[START STORED DATA]

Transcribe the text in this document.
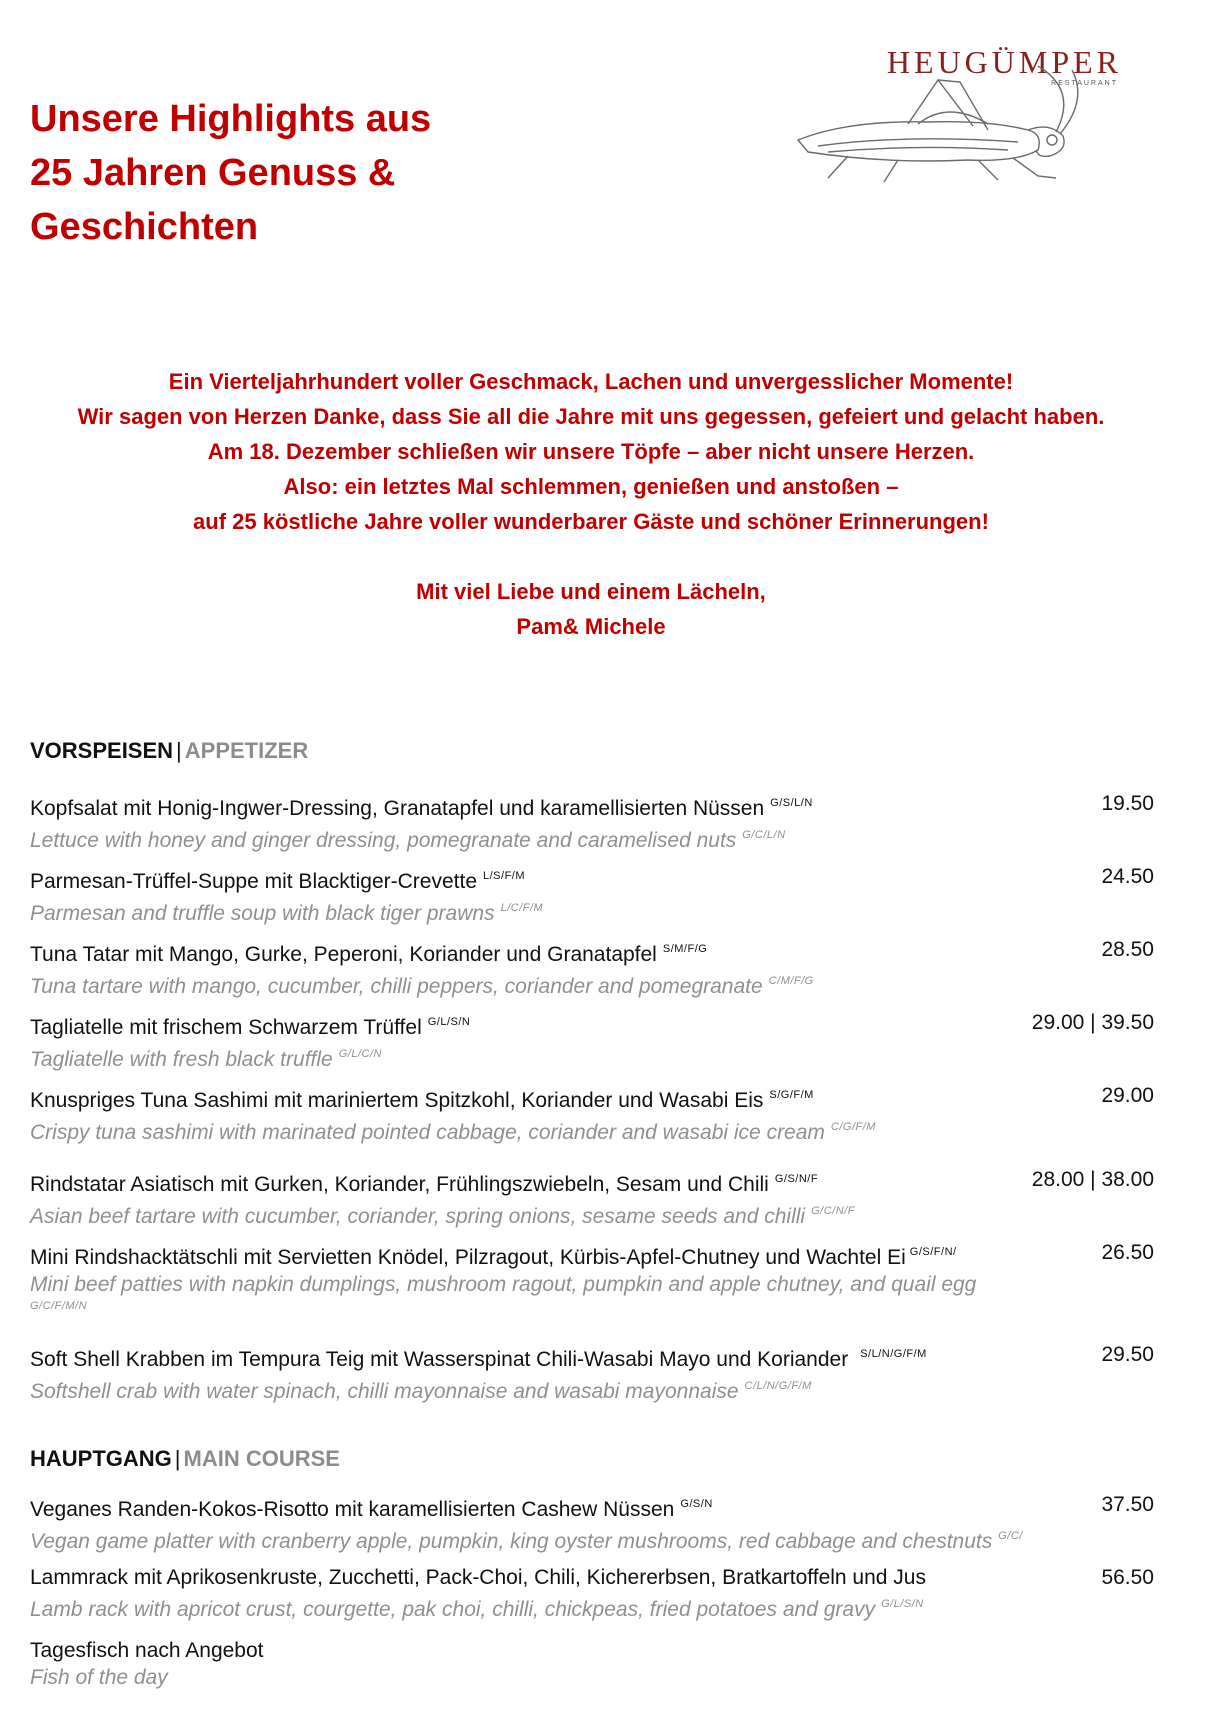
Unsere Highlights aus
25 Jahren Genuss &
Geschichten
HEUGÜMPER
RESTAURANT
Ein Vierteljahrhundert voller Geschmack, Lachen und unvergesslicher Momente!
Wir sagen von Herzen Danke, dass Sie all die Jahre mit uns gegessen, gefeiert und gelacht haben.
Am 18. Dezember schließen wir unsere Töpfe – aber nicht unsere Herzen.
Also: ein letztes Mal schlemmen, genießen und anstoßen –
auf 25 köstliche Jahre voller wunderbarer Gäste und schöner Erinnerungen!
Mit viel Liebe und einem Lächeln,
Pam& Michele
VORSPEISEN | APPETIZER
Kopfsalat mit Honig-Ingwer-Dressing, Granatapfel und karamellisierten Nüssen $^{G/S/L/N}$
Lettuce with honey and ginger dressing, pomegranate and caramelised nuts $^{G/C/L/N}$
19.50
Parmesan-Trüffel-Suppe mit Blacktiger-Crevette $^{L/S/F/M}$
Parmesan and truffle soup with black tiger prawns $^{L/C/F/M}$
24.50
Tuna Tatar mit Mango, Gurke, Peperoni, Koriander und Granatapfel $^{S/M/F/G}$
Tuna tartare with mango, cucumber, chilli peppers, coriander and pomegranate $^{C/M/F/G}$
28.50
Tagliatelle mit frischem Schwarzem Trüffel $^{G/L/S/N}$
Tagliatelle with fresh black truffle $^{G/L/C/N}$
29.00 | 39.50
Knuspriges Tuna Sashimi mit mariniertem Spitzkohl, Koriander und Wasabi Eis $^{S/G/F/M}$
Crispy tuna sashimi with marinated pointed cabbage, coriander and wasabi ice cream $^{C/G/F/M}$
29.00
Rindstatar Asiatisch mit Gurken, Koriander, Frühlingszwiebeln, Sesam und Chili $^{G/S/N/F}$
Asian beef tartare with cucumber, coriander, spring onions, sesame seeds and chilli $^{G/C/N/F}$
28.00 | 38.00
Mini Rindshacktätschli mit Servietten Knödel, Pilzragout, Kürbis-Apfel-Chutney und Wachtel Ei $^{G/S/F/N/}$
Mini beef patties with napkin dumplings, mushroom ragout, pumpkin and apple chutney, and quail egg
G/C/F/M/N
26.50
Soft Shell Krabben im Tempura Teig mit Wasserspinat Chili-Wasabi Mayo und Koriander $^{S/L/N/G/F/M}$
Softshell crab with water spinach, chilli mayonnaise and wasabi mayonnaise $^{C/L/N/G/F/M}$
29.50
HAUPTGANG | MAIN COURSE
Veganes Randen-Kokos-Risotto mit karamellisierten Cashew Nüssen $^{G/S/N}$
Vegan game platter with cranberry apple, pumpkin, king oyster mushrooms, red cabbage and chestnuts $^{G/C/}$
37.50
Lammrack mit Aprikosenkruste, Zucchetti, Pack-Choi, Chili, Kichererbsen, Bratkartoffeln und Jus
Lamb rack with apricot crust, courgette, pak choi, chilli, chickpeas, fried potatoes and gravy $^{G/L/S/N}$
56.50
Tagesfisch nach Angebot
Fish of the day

[END STORED DATA]
[START STORED DATA]

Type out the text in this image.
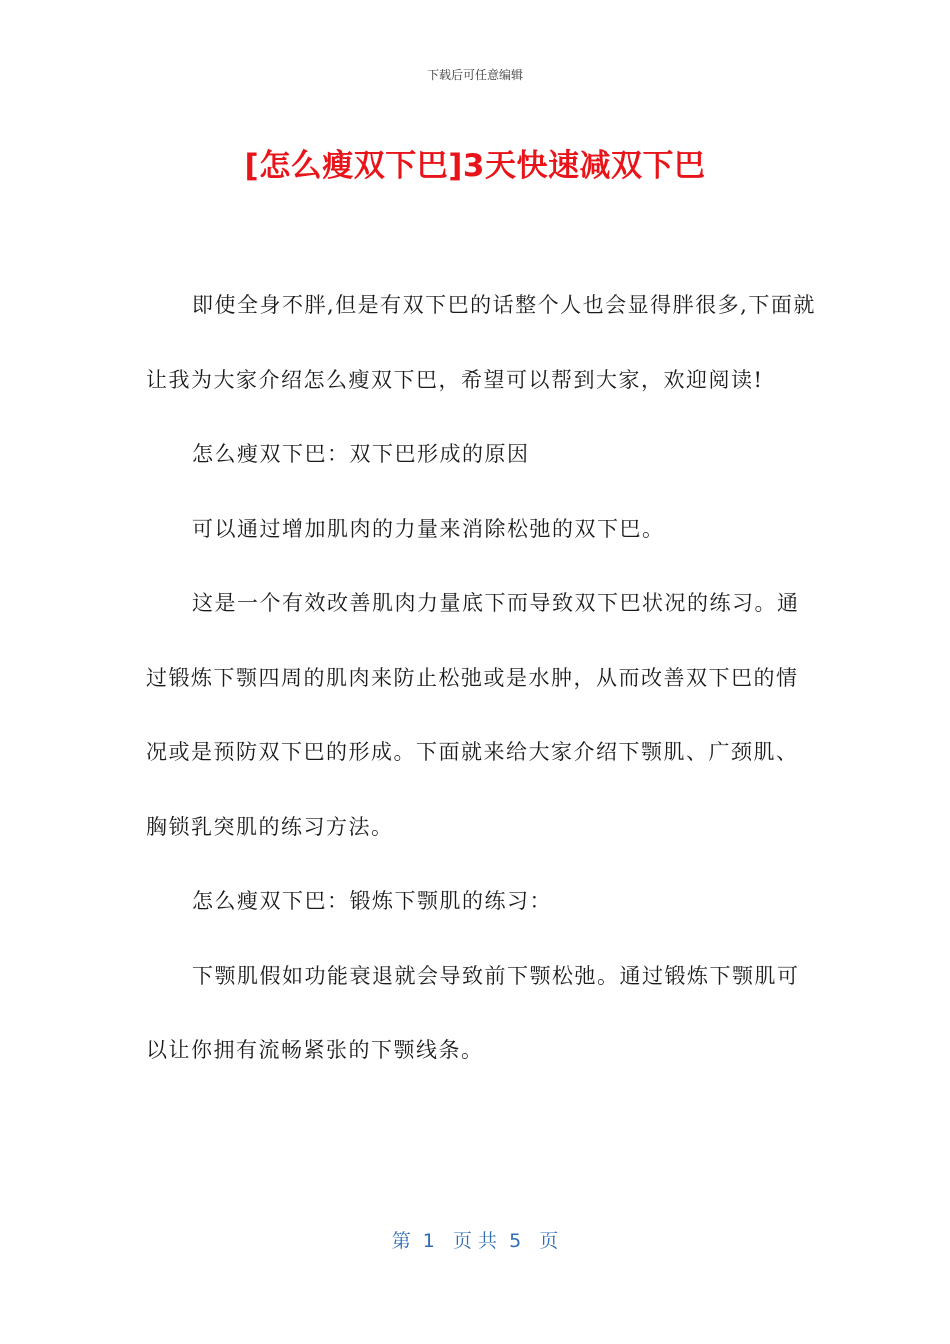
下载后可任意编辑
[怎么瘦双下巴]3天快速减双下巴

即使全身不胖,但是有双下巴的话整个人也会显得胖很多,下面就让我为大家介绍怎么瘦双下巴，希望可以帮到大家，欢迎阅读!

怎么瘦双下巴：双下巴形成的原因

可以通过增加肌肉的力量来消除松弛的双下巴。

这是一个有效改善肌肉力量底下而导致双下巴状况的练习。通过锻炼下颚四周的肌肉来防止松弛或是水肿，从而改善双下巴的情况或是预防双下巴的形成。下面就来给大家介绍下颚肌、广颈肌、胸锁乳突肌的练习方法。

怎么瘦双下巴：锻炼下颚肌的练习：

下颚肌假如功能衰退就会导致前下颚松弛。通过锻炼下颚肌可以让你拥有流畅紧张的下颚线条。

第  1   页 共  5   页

[END STORED DATA]
[START STORED DATA]

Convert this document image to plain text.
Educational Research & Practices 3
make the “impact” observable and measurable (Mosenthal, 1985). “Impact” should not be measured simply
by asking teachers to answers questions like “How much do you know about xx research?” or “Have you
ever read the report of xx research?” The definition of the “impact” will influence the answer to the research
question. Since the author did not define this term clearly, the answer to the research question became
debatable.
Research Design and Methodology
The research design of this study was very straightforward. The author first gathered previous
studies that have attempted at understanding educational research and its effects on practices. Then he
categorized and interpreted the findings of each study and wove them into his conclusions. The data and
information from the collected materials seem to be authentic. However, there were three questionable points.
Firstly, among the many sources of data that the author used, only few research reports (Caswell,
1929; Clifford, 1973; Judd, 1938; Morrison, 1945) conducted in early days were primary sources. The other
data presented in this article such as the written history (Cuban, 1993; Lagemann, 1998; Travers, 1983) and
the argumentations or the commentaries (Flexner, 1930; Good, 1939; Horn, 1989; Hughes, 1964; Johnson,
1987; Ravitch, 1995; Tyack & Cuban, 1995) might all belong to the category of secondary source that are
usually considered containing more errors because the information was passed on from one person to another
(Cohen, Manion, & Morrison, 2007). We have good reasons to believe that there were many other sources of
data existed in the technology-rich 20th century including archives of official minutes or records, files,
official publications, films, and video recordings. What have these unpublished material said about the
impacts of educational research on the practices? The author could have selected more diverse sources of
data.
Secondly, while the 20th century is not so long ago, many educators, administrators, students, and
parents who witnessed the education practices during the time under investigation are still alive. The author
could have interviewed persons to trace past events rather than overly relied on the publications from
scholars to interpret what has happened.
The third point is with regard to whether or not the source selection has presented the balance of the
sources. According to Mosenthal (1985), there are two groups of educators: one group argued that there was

[END STORED DATA]

• _GIVEN PROBLEM_: Check each line above for the string "voller" and show the ones that have it.

• _FINISHED ANSWER_:
Ein Vierteljahrhundert voller Geschmack, Lachen und unvergesslicher Momente!
auf 25 köstliche Jahre voller wunderbarer Gäste und schöner Erinnerungen!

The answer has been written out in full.